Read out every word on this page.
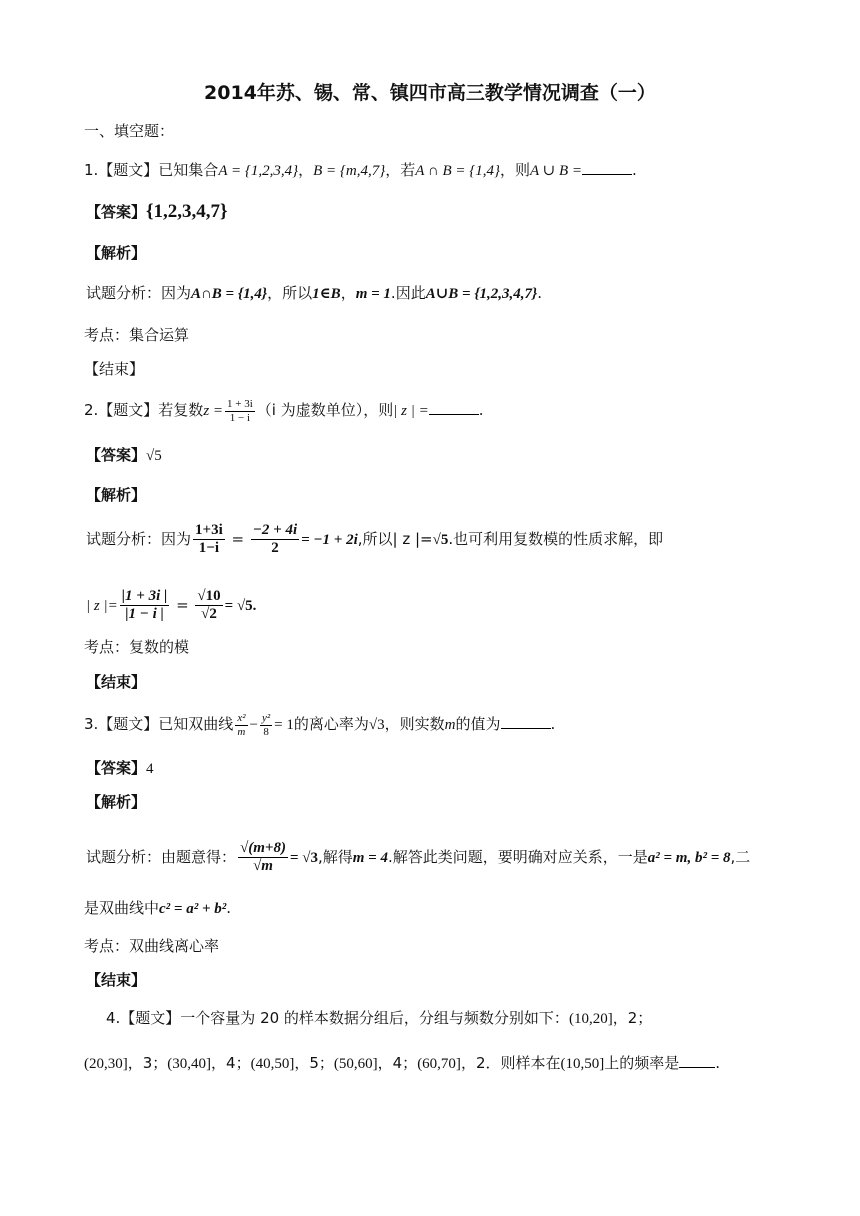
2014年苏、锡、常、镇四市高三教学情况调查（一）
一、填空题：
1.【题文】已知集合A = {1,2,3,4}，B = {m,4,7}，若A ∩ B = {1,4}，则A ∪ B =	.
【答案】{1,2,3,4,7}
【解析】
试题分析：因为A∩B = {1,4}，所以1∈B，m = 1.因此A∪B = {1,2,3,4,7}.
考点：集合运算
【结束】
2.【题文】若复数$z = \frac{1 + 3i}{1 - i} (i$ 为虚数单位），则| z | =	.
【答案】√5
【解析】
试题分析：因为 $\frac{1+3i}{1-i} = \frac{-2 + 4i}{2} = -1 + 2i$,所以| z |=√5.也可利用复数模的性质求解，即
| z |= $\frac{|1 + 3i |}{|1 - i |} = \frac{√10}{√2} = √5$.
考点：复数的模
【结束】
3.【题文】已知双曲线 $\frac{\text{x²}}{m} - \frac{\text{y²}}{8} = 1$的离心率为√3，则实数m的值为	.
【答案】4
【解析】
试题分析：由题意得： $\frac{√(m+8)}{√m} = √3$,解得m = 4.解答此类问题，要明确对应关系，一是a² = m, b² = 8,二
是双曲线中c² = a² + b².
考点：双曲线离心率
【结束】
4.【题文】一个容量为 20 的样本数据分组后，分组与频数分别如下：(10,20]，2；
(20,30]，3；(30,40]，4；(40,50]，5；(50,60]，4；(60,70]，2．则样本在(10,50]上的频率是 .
+ + + + +
INSTRUCTIONS TO FOLLOW
Could you repeat all of the material exactly? Pictures should not be copied.

RESULT OF THE TASK
Read out every word on this page.
2014年苏、锡、常、镇四市高三教学情况调查（一）
一、填空题：
1.【题文】已知集合A = {1,2,3,4}，B = {m,4,7}，若A ∩ B = {1,4}，则A ∪ B =	.
【答案】{1,2,3,4,7}
【解析】
试题分析：因为A∩B = {1,4}，所以1∈B，m = 1.因此A∪B = {1,2,3,4,7}.
考点：集合运算
【结束】
2.【题文】若复数$z = \frac{1 + 3i}{1 - i} (i$ 为虚数单位），则| z | =	.
【答案】√5
【解析】
试题分析：因为 $\frac{1+3i}{1-i} = \frac{-2 + 4i}{2} = -1 + 2i$,所以| z |=√5.也可利用复数模的性质求解，即
| z |= $\frac{|1 + 3i |}{|1 - i |} = \frac{√10}{√2} = √5$.
考点：复数的模
【结束】
3.【题文】已知双曲线 $\frac{\text{x²}}{m} - \frac{\text{y²}}{8} = 1$的离心率为√3，则实数m的值为	.
【答案】4
【解析】
试题分析：由题意得： $\frac{√(m+8)}{√m} = √3$,解得m = 4.解答此类问题，要明确对应关系，一是a² = m, b² = 8,二
是双曲线中c² = a² + b².
考点：双曲线离心率
【结束】
4.【题文】一个容量为 20 的样本数据分组后，分组与频数分别如下：(10,20]，2；
(20,30]，3；(30,40]，4；(40,50]，5；(50,60]，4；(60,70]，2．则样本在(10,50]上的频率是 .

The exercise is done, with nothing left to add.